§ **ACTIONS TO TAKE**:
#1 From the floating-point page, reproduce word for word the part that opens with the words containing "Consider the following" and closes with "both equal to 1:0.".
#2 Answer these from the floating-point page, one answer per line:
(a) What value is assigned to c in the code?
(b) About how large is DBL_EPSILON, according to the answer?
(c) How many views are listed?

§ **DOCUMENT**:
----
SoNoob
SoNoob

Reputation: 33

adding and subtracting values in C

I got the following exam question in a test exam, and would appreciate if someone could help with an explanation of the following question.

Consider the following piece of code:

double a = 1.0, b = 1.0, c = 1.0e-16;
a += c;
a -= c;
b -= c;
b += c;

What are the Values of a and b?.

A: a and b are both equal to 1:0.

B: a is equal to 1:0 and b is less than 1:0.

C: a is less than 1:0 and b is equal to 1:0.

D: a is less than 1:0 and b is less than 1:0.

Upvotes: 1

Views: 119

Answers (1)

interjay
interjay

Reputation: 110069

First of all, the exact behavior and accuracy of floating-point numbers is not defined by the C standard. If we assume IEEE-754 double-precision floating point numbers, then the following can be said:

DBL_EPSILON (about 2.2e-16) is defined as the difference between 1 and the next greater representable number. This means that if you add at least DBL_EPSILON / 2 to 1.0, the result will be closer to 1.0 + DBL_EPSILON than to 1.0 so the result will not be 1.0. For your code, c is less than DBL_EPSILON / 2, so 1.0 + c gives 1.0.
----
§ **DATA EXTRACT**:
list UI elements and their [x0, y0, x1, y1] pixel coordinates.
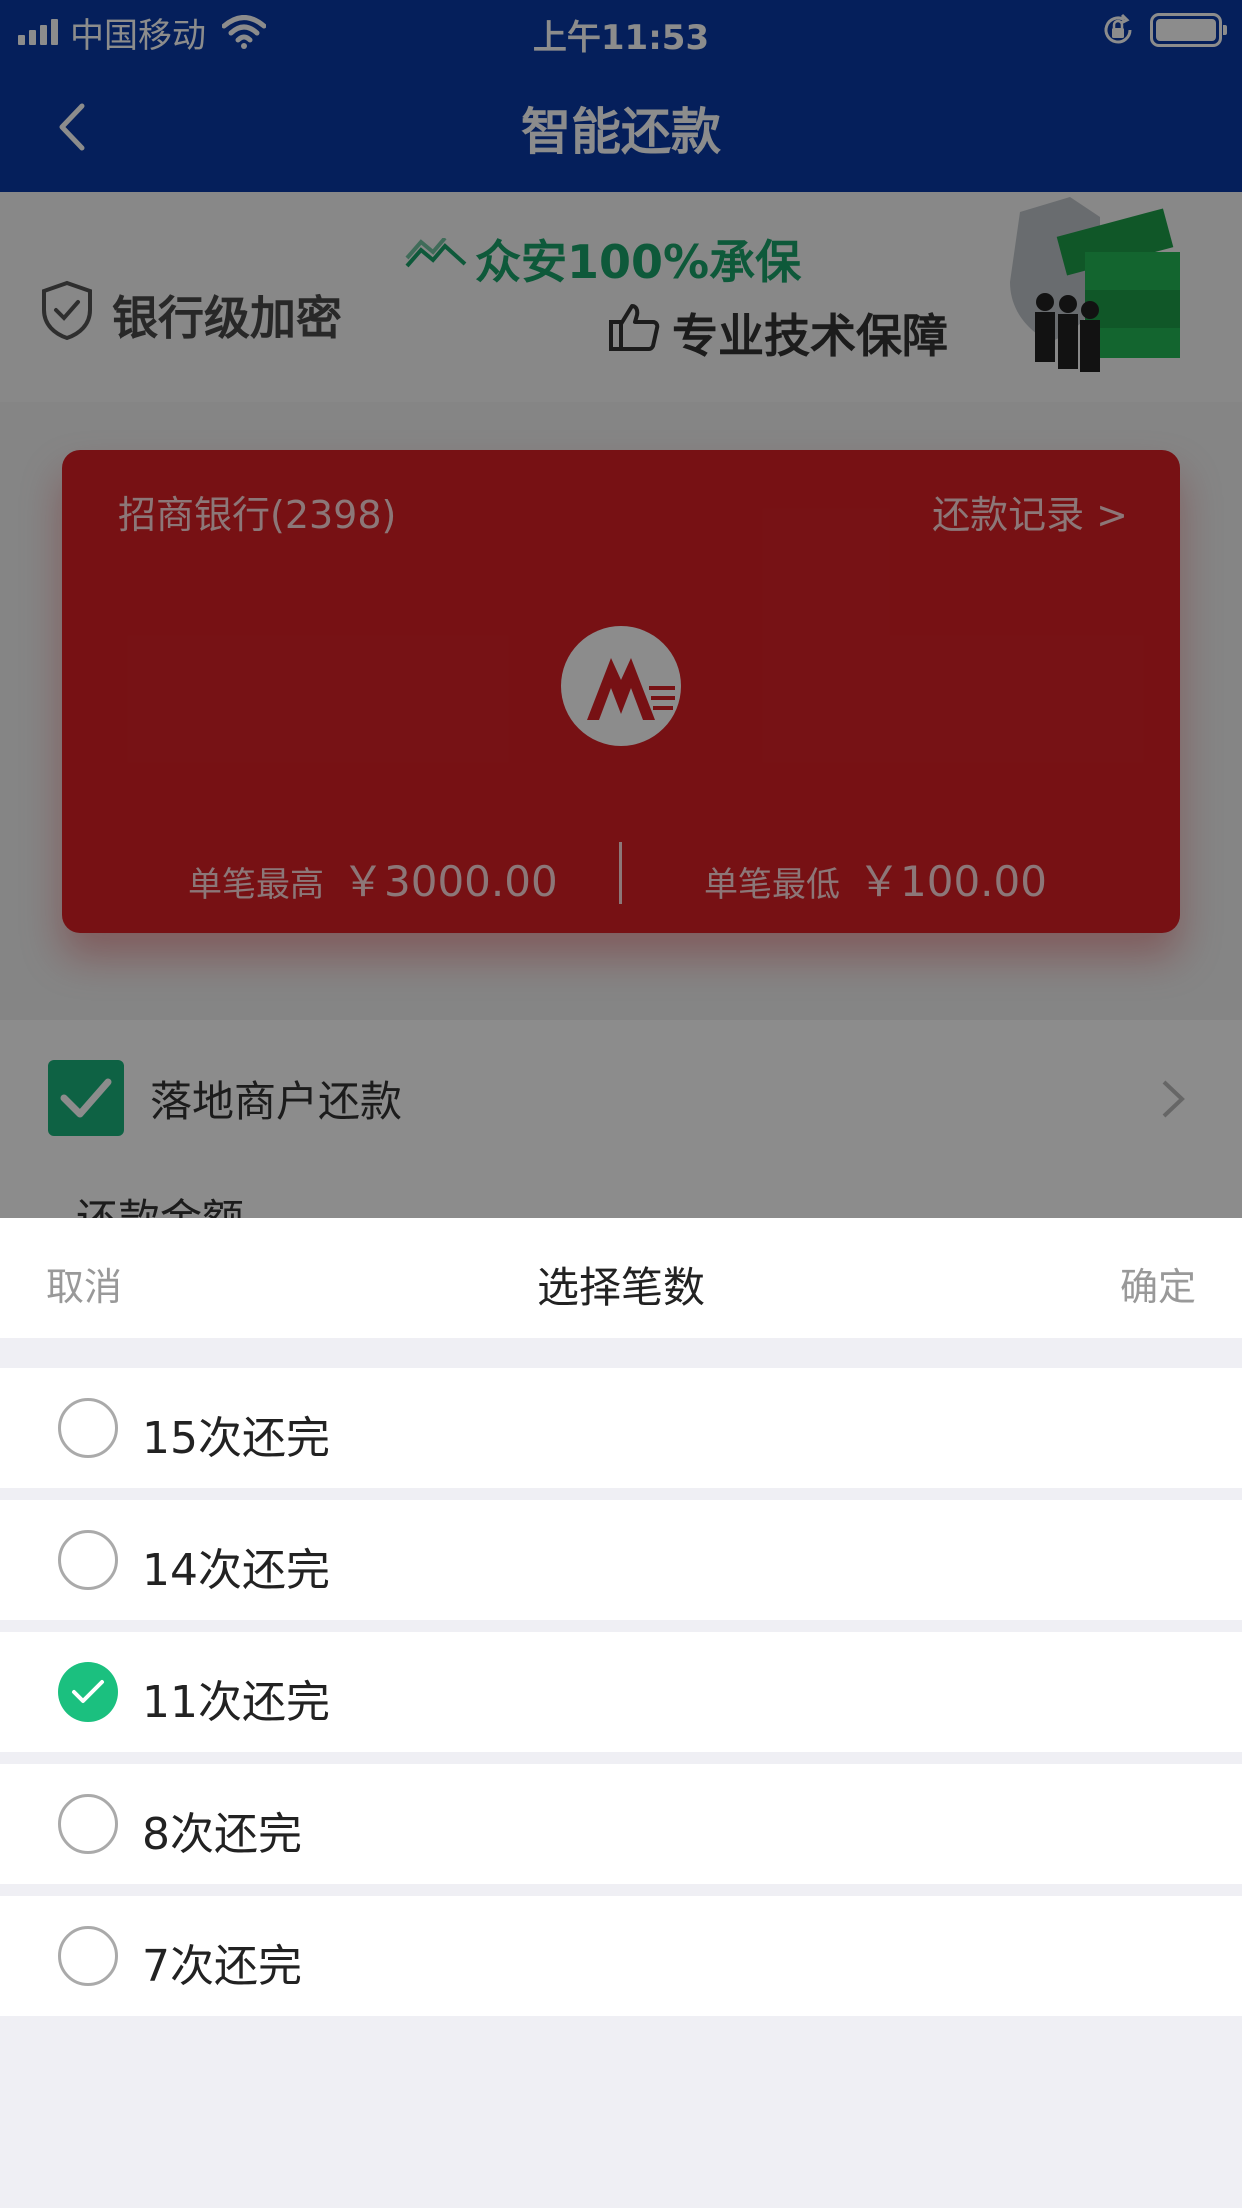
sheet-header: 取消 选择笔数 确定 — [0, 1218, 1242, 1338]
radio-unchecked-icon[interactable] — [58, 1398, 118, 1458]
option-item[interactable]: 14次还完 — [0, 1500, 1242, 1620]
radio-unchecked-icon[interactable] — [58, 1926, 118, 1986]
checkmark-icon — [72, 1680, 104, 1703]
sheet-title: 选择笔数 — [536, 1263, 705, 1312]
option-item[interactable]: 8次还完 — [0, 1764, 1242, 1884]
confirm-button[interactable]: 确定 — [1120, 1256, 1196, 1311]
option-label: 8次还完 — [142, 1809, 302, 1860]
option-item[interactable]: 7次还完 — [0, 1896, 1242, 2016]
option-label: 15次还完 — [142, 1413, 330, 1464]
radio-checked-icon[interactable] — [58, 1662, 118, 1722]
count-picker-sheet: 取消 选择笔数 确定 15次还完 14次还完 11次还完 8次还完 7次还完 — [0, 1218, 1242, 2208]
radio-unchecked-icon[interactable] — [58, 1530, 118, 1590]
option-item-selected[interactable]: 11次还完 — [0, 1632, 1242, 1752]
option-label: 14次还完 — [142, 1545, 330, 1596]
radio-unchecked-icon[interactable] — [58, 1794, 118, 1854]
option-item[interactable]: 15次还完 — [0, 1368, 1242, 1488]
modal-overlay[interactable] — [0, 0, 1242, 1218]
option-label: 7次还完 — [142, 1941, 302, 1992]
option-label: 11次还完 — [142, 1677, 330, 1728]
----
§ **ANSWERS TO THE EXERCISE**:
#1
Consider the following piece of code:

double a = 1.0, b = 1.0, c = 1.0e-16;
a += c;
a -= c;
b -= c;
b += c;

What are the Values of a and b?.

A: a and b are both equal to 1:0.

#2
(a) 1.0e-16
(b) About 2.2e-16
(c) 119